Saved data entries
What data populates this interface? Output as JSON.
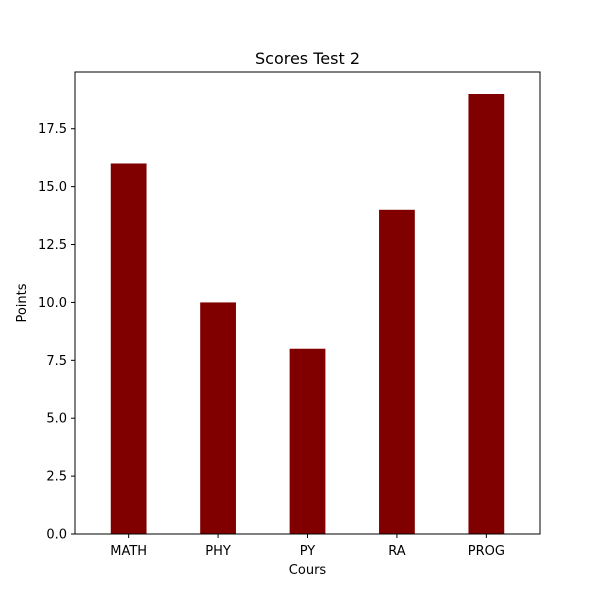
{
  "chart_data": {
    "type": "bar",
    "title": "Scores Test 2",
    "xlabel": "Cours",
    "ylabel": "Points",
    "categories": [
      "MATH",
      "PHY",
      "PY",
      "RA",
      "PROG"
    ],
    "values": [
      16,
      10,
      8,
      14,
      19
    ],
    "ylim": [
      0,
      19.95
    ],
    "y_ticks": [
      0.0,
      2.5,
      5.0,
      7.5,
      10.0,
      12.5,
      15.0,
      17.5
    ],
    "y_tick_labels": [
      "0.0",
      "2.5",
      "5.0",
      "7.5",
      "10.0",
      "12.5",
      "15.0",
      "17.5"
    ],
    "grid": false,
    "bar_color": "#800000"
  }
}
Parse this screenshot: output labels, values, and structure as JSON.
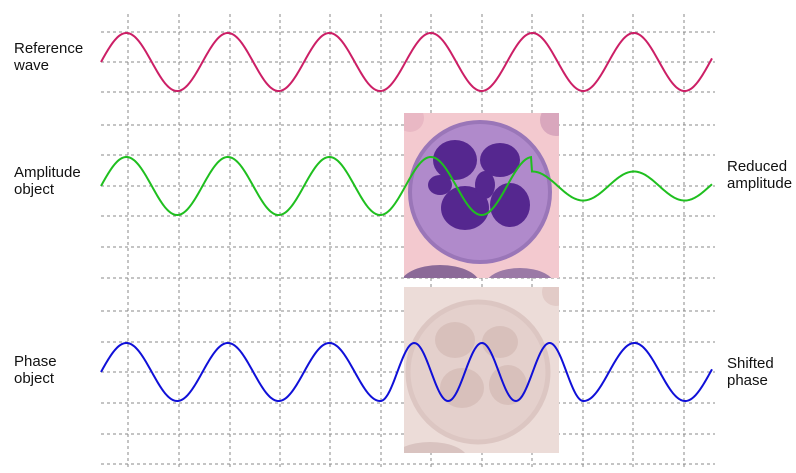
{
  "labels": {
    "reference": [
      "Reference",
      "wave"
    ],
    "amplitude": [
      "Amplitude",
      "object"
    ],
    "phase": [
      "Phase",
      "object"
    ],
    "reduced": [
      "Reduced",
      "amplitude"
    ],
    "shifted": [
      "Shifted",
      "phase"
    ]
  },
  "colors": {
    "reference_wave": "#cc1f66",
    "amplitude_wave": "#1fbf1f",
    "phase_wave": "#1010d8",
    "grid": "#888888",
    "cell_background": "#f3c9cf",
    "cell_cytoplasm": "#b08acb",
    "cell_nucleus": "#55278f",
    "phase_cell_background": "#ecdcd8",
    "phase_cell_tone": "#dcc6c2"
  },
  "waves": {
    "cycles": 6,
    "amplitude_reduction": 0.5,
    "phase_object_shift": "shorter wavelength inside object"
  }
}
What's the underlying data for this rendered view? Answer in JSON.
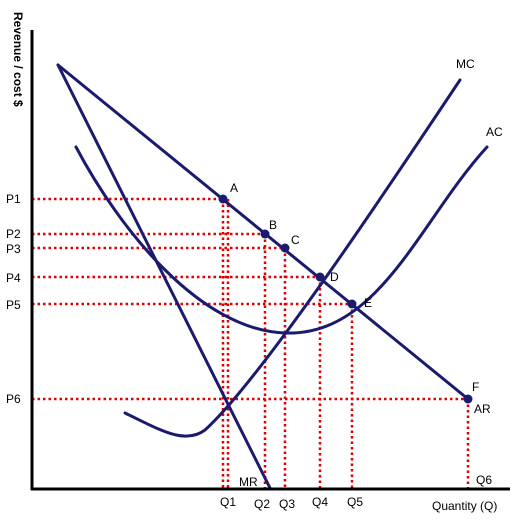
{
  "diagram": {
    "y_axis_title": "Revenue / cost $",
    "x_axis_title": "Quantity (Q)",
    "curves": {
      "mc": "MC",
      "ac": "AC",
      "mr": "MR",
      "ar": "AR"
    },
    "points": [
      "A",
      "B",
      "C",
      "D",
      "E",
      "F"
    ],
    "price_labels": [
      "P1",
      "P2",
      "P3",
      "P4",
      "P5",
      "P6"
    ],
    "quantity_labels": [
      "Q1",
      "Q2",
      "Q3",
      "Q4",
      "Q5",
      "Q6"
    ],
    "colors": {
      "curve": "#1a1a6e",
      "guide": "#e00000",
      "axis": "#000000",
      "point": "#1a1a6e"
    }
  }
}
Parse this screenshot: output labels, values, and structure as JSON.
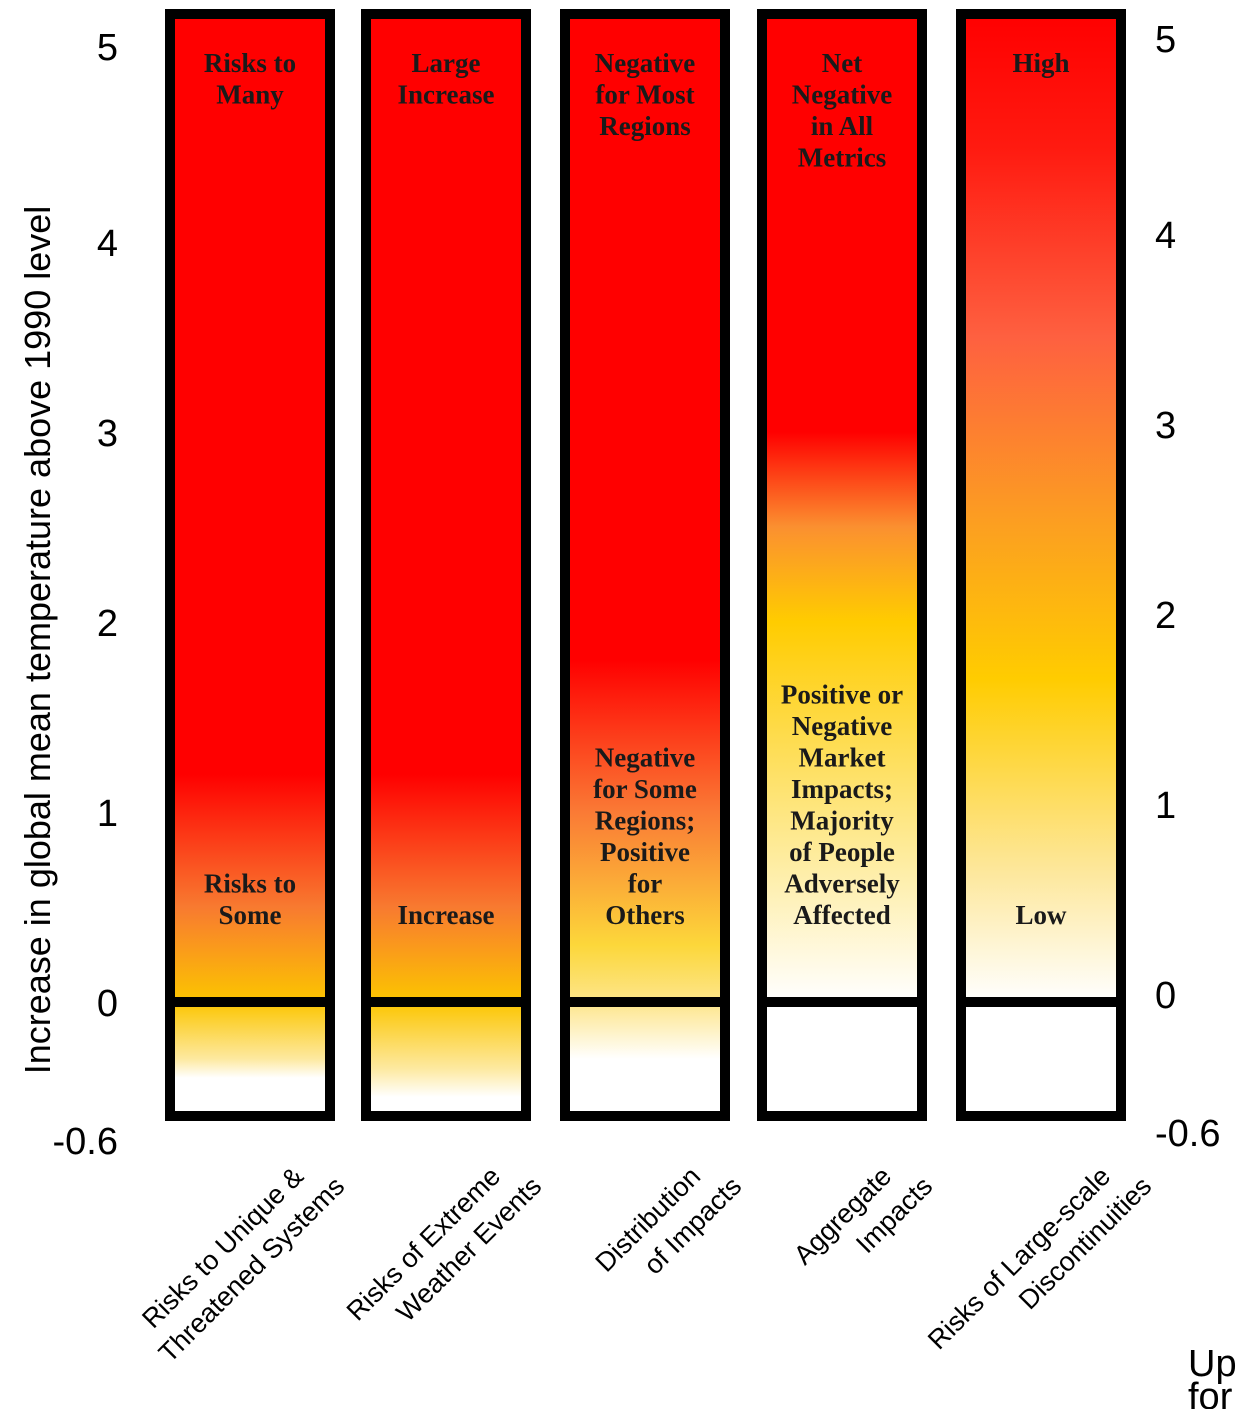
{
  "chart_data": {
    "type": "bar",
    "ylabel": "Increase in global mean temperature above 1990 level",
    "ylim": [
      -0.6,
      5.2
    ],
    "y_ticks": [
      "5",
      "4",
      "3",
      "2",
      "1",
      "0",
      "-0.6"
    ],
    "y_tick_values": [
      5,
      4,
      3,
      2,
      1,
      0,
      -0.6
    ],
    "categories": [
      "Risks to Unique & Threatened Systems",
      "Risks of Extreme Weather Events",
      "Distribution of Impacts",
      "Aggregate Impacts",
      "Risks of Large-scale Discontinuities"
    ],
    "category_lines": [
      [
        "Risks to Unique &",
        "Threatened Systems"
      ],
      [
        "Risks of Extreme",
        "Weather Events"
      ],
      [
        "Distribution",
        "of Impacts"
      ],
      [
        "Aggregate",
        "Impacts"
      ],
      [
        "Risks of Large-scale",
        "Discontinuities"
      ]
    ],
    "bars": [
      {
        "top_label": [
          "Risks to",
          "Many"
        ],
        "bottom_label": [
          "Risks to",
          "Some"
        ],
        "gradient": [
          {
            "t": 5.2,
            "color": "#ff0000"
          },
          {
            "t": 1.2,
            "color": "#ff0000"
          },
          {
            "t": 0.5,
            "color": "#f87a30"
          },
          {
            "t": 0.0,
            "color": "#fcc500"
          },
          {
            "t": -0.3,
            "color": "#fde9a0"
          },
          {
            "t": -0.4,
            "color": "#ffffff"
          }
        ]
      },
      {
        "top_label": [
          "Large",
          "Increase"
        ],
        "bottom_label": [
          "Increase"
        ],
        "gradient": [
          {
            "t": 5.2,
            "color": "#ff0000"
          },
          {
            "t": 1.2,
            "color": "#ff0000"
          },
          {
            "t": 0.5,
            "color": "#f87a30"
          },
          {
            "t": 0.0,
            "color": "#fcc500"
          },
          {
            "t": -0.35,
            "color": "#fde9a0"
          },
          {
            "t": -0.5,
            "color": "#ffffff"
          }
        ]
      },
      {
        "top_label": [
          "Negative",
          "for Most",
          "Regions"
        ],
        "bottom_label": [
          "Negative",
          "for Some",
          "Regions;",
          "Positive",
          "for",
          "Others"
        ],
        "gradient": [
          {
            "t": 5.2,
            "color": "#ff0000"
          },
          {
            "t": 1.8,
            "color": "#ff0000"
          },
          {
            "t": 1.0,
            "color": "#fa7a35"
          },
          {
            "t": 0.3,
            "color": "#fcd73a"
          },
          {
            "t": 0.0,
            "color": "#fde58a"
          },
          {
            "t": -0.3,
            "color": "#ffffff"
          }
        ]
      },
      {
        "top_label": [
          "Net",
          "Negative",
          "in All",
          "Metrics"
        ],
        "bottom_label": [
          "Positive or",
          "Negative",
          "Market",
          "Impacts;",
          "Majority",
          "of People",
          "Adversely",
          "Affected"
        ],
        "gradient": [
          {
            "t": 5.2,
            "color": "#ff0000"
          },
          {
            "t": 3.0,
            "color": "#ff0000"
          },
          {
            "t": 2.5,
            "color": "#fb9030"
          },
          {
            "t": 2.0,
            "color": "#ffcc00"
          },
          {
            "t": 1.0,
            "color": "#fee680"
          },
          {
            "t": 0.0,
            "color": "#ffffff"
          }
        ]
      },
      {
        "top_label": [
          "High"
        ],
        "bottom_label": [
          "Low"
        ],
        "gradient": [
          {
            "t": 5.2,
            "color": "#ff0000"
          },
          {
            "t": 4.5,
            "color": "#ff1a10"
          },
          {
            "t": 3.5,
            "color": "#fe6040"
          },
          {
            "t": 2.5,
            "color": "#fca020"
          },
          {
            "t": 1.7,
            "color": "#ffcc00"
          },
          {
            "t": 0.7,
            "color": "#fde79a"
          },
          {
            "t": 0.0,
            "color": "#ffffff"
          }
        ]
      }
    ],
    "corner_text": [
      "Up",
      "for"
    ]
  }
}
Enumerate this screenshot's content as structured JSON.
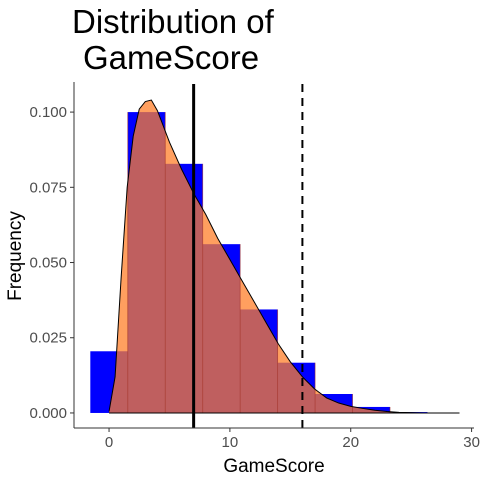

- [TASK DIRECTIONS]:
Each line that contains the string "Systems" counts once; say how many there are and nothing else.

- [FINAL ANSWER]:
2